------ Data supplied

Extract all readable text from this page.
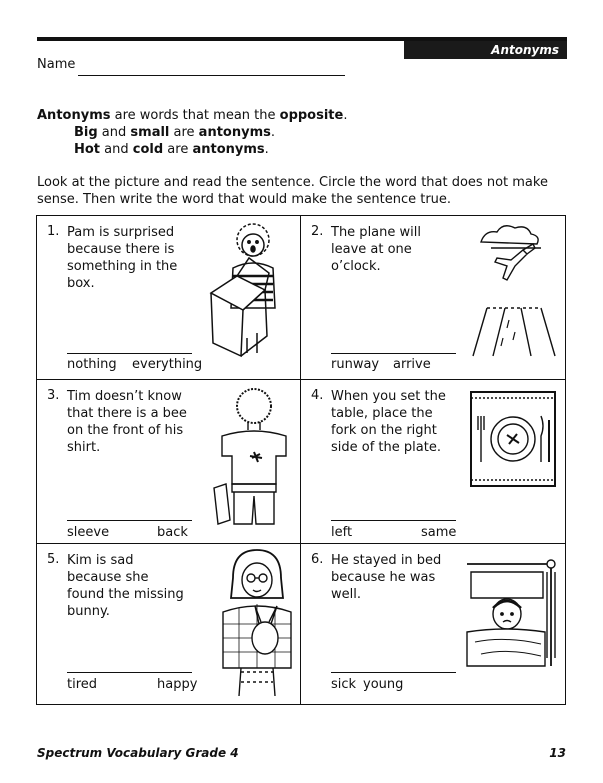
Antonyms
Name
Antonyms are words that mean the opposite.
Big and small are antonyms.
Hot and cold are antonyms.
Look at the picture and read the sentence. Circle the word that does not make sense. Then write the word that would make the sentence true.
1. Pam is surprised because there is something in the box.
nothing everything
2. The plane will leave at one o’clock.
runway arrive
3. Tim doesn’t know that there is a bee on the front of his shirt.
sleeve	back
4. When you set the table, place the fork on the right side of the plate.
left	same
5. Kim is sad because she found the missing bunny.
tired	happy
6. He stayed in bed because he was well.
sick young
Spectrum Vocabulary Grade 4	13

------------

[Short task] Every record gets retyped exactly; no picture goes into the copy.

[Completed task]
Extract all readable text from this page.
Antonyms
Name
Antonyms are words that mean the opposite.
Big and small are antonyms.
Hot and cold are antonyms.
Look at the picture and read the sentence. Circle the word that does not make sense. Then write the word that would make the sentence true.
1. Pam is surprised because there is something in the box.
nothing everything
2. The plane will leave at one o’clock.
runway arrive
3. Tim doesn’t know that there is a bee on the front of his shirt.
sleeve	back
4. When you set the table, place the fork on the right side of the plate.
left	same
5. Kim is sad because she found the missing bunny.
tired	happy
6. He stayed in bed because he was well.
sick young
Spectrum Vocabulary Grade 4	13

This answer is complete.